▸ OBJECTIVE
Retype the listing that follows, exactly as written.

▸ RECORDS PROVIDED
◇ ◇ ◇

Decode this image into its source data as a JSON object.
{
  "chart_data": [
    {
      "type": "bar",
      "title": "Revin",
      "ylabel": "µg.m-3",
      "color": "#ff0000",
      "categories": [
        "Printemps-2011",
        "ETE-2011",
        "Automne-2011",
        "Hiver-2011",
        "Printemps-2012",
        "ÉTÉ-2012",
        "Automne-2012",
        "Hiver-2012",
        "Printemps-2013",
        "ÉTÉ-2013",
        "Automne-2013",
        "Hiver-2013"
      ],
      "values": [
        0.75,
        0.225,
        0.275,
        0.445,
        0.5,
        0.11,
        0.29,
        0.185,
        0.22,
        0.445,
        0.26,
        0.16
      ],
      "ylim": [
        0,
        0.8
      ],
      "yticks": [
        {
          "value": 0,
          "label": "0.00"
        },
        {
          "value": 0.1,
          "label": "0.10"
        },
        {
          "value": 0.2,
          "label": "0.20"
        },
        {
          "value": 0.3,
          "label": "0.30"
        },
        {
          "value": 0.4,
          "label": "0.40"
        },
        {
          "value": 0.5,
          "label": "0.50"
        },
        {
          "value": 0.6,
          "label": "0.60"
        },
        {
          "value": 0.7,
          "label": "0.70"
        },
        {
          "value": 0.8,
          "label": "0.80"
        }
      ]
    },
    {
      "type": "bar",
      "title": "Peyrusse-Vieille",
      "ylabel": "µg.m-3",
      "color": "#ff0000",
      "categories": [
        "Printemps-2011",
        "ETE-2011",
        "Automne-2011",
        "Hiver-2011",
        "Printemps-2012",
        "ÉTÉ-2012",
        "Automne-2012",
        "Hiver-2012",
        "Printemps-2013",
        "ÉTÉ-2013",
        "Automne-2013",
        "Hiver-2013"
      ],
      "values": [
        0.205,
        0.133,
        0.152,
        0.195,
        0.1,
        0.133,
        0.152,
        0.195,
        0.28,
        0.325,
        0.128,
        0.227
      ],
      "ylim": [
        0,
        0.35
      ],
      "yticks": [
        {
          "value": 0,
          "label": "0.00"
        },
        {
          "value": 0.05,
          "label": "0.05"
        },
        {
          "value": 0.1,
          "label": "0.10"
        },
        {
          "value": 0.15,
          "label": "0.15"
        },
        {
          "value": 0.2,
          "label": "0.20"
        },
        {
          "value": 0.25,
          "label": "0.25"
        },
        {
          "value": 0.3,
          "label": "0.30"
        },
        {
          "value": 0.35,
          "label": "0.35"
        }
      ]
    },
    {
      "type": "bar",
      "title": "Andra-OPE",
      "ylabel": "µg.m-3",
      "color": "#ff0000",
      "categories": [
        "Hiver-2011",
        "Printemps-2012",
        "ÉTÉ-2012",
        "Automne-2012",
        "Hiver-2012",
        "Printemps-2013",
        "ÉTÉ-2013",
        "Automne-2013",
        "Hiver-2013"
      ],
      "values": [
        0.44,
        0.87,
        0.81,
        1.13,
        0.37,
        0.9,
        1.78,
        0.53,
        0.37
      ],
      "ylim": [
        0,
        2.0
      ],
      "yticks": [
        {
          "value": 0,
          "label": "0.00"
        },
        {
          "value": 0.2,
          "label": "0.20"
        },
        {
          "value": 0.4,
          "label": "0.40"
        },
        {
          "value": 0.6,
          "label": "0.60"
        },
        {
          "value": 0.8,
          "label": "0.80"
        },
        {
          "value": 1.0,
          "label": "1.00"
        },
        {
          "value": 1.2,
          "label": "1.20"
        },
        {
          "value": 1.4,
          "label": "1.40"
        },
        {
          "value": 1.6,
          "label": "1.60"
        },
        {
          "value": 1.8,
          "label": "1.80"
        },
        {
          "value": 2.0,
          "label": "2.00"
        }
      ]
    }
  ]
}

◇ ◇ ◇

▸ EXPECTED OUTPUT
Decode this image into its source data as a JSON object.
{
  "chart_data": [
    {
      "type": "bar",
      "title": "Revin",
      "ylabel": "µg.m-3",
      "color": "#ff0000",
      "categories": [
        "Printemps-2011",
        "ETE-2011",
        "Automne-2011",
        "Hiver-2011",
        "Printemps-2012",
        "ÉTÉ-2012",
        "Automne-2012",
        "Hiver-2012",
        "Printemps-2013",
        "ÉTÉ-2013",
        "Automne-2013",
        "Hiver-2013"
      ],
      "values": [
        0.75,
        0.225,
        0.275,
        0.445,
        0.5,
        0.11,
        0.29,
        0.185,
        0.22,
        0.445,
        0.26,
        0.16
      ],
      "ylim": [
        0,
        0.8
      ],
      "yticks": [
        {
          "value": 0,
          "label": "0.00"
        },
        {
          "value": 0.1,
          "label": "0.10"
        },
        {
          "value": 0.2,
          "label": "0.20"
        },
        {
          "value": 0.3,
          "label": "0.30"
        },
        {
          "value": 0.4,
          "label": "0.40"
        },
        {
          "value": 0.5,
          "label": "0.50"
        },
        {
          "value": 0.6,
          "label": "0.60"
        },
        {
          "value": 0.7,
          "label": "0.70"
        },
        {
          "value": 0.8,
          "label": "0.80"
        }
      ]
    },
    {
      "type": "bar",
      "title": "Peyrusse-Vieille",
      "ylabel": "µg.m-3",
      "color": "#ff0000",
      "categories": [
        "Printemps-2011",
        "ETE-2011",
        "Automne-2011",
        "Hiver-2011",
        "Printemps-2012",
        "ÉTÉ-2012",
        "Automne-2012",
        "Hiver-2012",
        "Printemps-2013",
        "ÉTÉ-2013",
        "Automne-2013",
        "Hiver-2013"
      ],
      "values": [
        0.205,
        0.133,
        0.152,
        0.195,
        0.1,
        0.133,
        0.152,
        0.195,
        0.28,
        0.325,
        0.128,
        0.227
      ],
      "ylim": [
        0,
        0.35
      ],
      "yticks": [
        {
          "value": 0,
          "label": "0.00"
        },
        {
          "value": 0.05,
          "label": "0.05"
        },
        {
          "value": 0.1,
          "label": "0.10"
        },
        {
          "value": 0.15,
          "label": "0.15"
        },
        {
          "value": 0.2,
          "label": "0.20"
        },
        {
          "value": 0.25,
          "label": "0.25"
        },
        {
          "value": 0.3,
          "label": "0.30"
        },
        {
          "value": 0.35,
          "label": "0.35"
        }
      ]
    },
    {
      "type": "bar",
      "title": "Andra-OPE",
      "ylabel": "µg.m-3",
      "color": "#ff0000",
      "categories": [
        "Hiver-2011",
        "Printemps-2012",
        "ÉTÉ-2012",
        "Automne-2012",
        "Hiver-2012",
        "Printemps-2013",
        "ÉTÉ-2013",
        "Automne-2013",
        "Hiver-2013"
      ],
      "values": [
        0.44,
        0.87,
        0.81,
        1.13,
        0.37,
        0.9,
        1.78,
        0.53,
        0.37
      ],
      "ylim": [
        0,
        2.0
      ],
      "yticks": [
        {
          "value": 0,
          "label": "0.00"
        },
        {
          "value": 0.2,
          "label": "0.20"
        },
        {
          "value": 0.4,
          "label": "0.40"
        },
        {
          "value": 0.6,
          "label": "0.60"
        },
        {
          "value": 0.8,
          "label": "0.80"
        },
        {
          "value": 1.0,
          "label": "1.00"
        },
        {
          "value": 1.2,
          "label": "1.20"
        },
        {
          "value": 1.4,
          "label": "1.40"
        },
        {
          "value": 1.6,
          "label": "1.60"
        },
        {
          "value": 1.8,
          "label": "1.80"
        },
        {
          "value": 2.0,
          "label": "2.00"
        }
      ]
    }
  ]
}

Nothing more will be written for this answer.